The exercise:
Using the data below, copy each line that includes the word "Test".

Supplied material:
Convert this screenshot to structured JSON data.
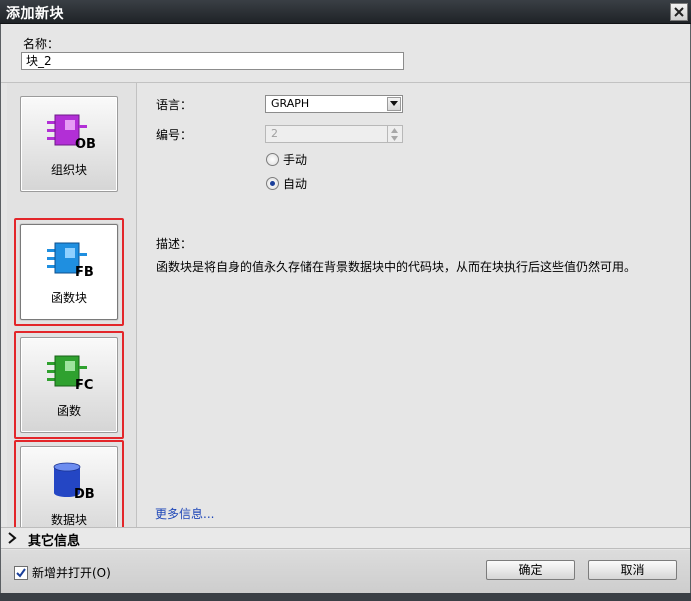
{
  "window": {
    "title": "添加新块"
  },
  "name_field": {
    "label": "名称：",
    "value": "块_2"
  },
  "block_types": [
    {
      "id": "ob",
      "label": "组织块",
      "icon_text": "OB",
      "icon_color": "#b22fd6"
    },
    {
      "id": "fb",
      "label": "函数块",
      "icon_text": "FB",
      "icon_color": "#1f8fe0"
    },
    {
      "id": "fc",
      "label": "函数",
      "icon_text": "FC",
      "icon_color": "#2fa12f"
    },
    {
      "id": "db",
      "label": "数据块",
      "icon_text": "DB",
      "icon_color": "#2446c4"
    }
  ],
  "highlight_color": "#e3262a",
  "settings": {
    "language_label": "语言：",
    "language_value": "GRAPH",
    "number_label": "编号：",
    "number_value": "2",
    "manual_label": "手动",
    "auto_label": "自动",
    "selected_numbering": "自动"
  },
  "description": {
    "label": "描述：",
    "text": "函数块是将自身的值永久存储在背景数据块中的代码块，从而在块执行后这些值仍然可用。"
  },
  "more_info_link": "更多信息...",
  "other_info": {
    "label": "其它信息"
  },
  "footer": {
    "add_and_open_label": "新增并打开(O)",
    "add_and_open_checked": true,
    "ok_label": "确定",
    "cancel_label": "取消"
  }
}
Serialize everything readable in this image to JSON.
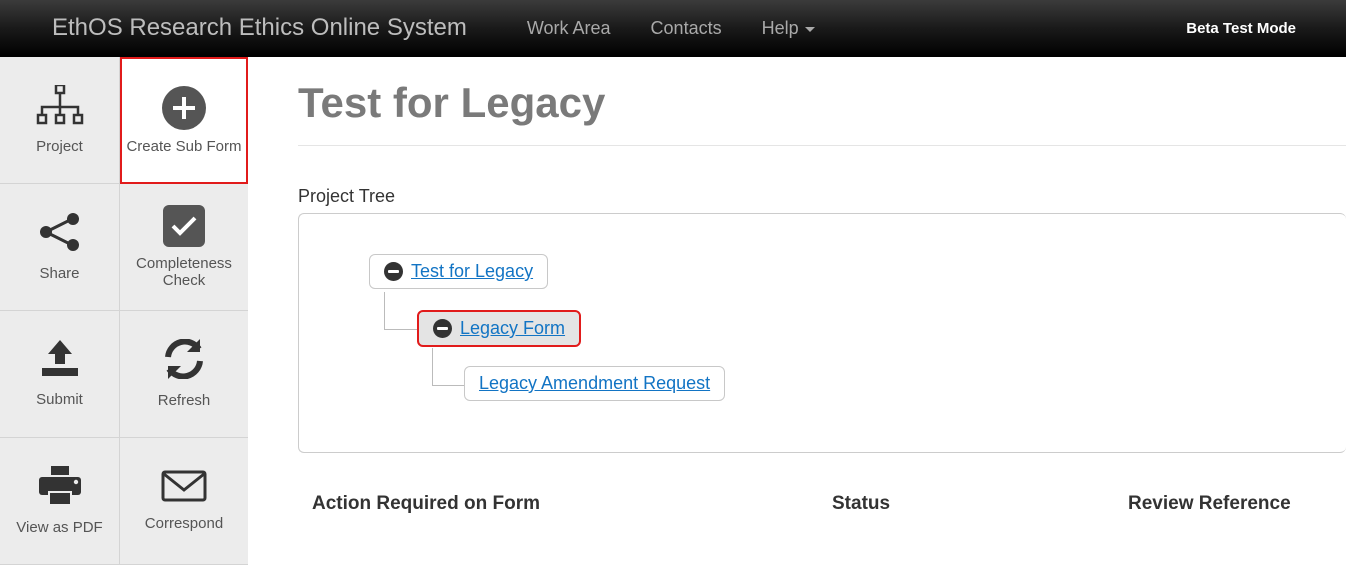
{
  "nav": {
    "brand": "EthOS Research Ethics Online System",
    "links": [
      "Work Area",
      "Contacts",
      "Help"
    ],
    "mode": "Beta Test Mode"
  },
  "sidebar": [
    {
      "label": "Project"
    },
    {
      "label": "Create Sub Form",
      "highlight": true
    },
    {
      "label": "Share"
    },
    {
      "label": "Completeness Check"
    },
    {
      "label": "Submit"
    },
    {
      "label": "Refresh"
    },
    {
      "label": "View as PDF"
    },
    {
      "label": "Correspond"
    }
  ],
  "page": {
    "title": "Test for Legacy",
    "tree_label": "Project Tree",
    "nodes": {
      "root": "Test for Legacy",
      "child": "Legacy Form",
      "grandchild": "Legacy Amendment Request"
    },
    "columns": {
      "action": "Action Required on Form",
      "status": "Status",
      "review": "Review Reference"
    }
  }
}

==

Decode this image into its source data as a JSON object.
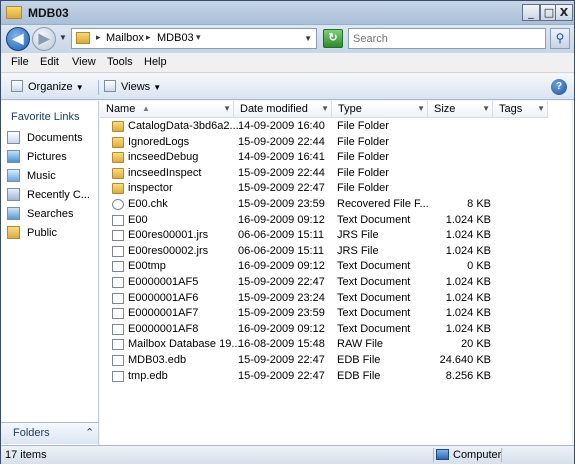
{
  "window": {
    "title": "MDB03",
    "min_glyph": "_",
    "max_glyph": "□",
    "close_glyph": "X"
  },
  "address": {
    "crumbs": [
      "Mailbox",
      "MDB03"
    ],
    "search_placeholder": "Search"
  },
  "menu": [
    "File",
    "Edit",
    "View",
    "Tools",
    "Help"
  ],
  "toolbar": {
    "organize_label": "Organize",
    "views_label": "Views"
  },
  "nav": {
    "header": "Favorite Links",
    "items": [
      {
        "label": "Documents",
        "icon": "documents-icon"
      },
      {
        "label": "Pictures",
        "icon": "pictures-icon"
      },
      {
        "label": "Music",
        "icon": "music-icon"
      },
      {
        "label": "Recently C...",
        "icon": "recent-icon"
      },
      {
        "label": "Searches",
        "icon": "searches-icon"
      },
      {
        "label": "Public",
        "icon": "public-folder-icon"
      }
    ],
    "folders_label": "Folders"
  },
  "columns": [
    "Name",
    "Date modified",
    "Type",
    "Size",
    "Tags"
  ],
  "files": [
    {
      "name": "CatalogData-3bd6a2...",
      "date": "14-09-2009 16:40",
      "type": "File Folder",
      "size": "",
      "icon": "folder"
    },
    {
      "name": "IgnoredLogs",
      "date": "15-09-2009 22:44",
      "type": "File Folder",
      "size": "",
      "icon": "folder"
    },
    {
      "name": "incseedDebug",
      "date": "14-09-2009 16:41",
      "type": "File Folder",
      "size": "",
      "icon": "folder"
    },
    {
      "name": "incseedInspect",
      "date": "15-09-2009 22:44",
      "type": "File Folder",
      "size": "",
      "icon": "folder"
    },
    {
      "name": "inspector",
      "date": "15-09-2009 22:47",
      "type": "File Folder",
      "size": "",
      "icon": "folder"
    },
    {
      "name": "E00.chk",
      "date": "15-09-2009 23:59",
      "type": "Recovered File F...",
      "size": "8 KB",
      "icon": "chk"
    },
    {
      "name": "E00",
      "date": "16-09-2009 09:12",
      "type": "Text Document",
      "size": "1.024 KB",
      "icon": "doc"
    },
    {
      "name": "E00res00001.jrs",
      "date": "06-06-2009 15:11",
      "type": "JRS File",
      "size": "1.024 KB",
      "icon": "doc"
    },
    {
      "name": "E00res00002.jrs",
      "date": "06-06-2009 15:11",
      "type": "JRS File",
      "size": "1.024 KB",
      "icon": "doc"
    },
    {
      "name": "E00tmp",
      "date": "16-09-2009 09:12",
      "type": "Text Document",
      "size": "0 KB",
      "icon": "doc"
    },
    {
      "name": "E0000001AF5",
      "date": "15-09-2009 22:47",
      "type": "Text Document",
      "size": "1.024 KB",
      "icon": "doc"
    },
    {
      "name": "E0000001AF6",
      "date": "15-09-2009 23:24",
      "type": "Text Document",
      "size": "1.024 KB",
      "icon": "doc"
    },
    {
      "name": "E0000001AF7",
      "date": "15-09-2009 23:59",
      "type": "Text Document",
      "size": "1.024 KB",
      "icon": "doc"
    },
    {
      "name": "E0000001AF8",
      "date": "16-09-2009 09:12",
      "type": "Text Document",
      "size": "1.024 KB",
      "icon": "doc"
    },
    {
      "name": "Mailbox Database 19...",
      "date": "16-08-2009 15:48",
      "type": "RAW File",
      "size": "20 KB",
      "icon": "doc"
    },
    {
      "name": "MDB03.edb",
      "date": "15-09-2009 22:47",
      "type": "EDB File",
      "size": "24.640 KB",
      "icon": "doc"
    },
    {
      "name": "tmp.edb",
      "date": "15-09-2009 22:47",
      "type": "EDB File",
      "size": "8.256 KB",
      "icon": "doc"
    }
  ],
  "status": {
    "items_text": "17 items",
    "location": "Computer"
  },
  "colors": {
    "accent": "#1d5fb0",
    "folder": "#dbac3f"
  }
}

Correct output:
    "mode": "Beta Test Mode"
    "title": "Test for Legacy",
      "root": "Test for Legacy",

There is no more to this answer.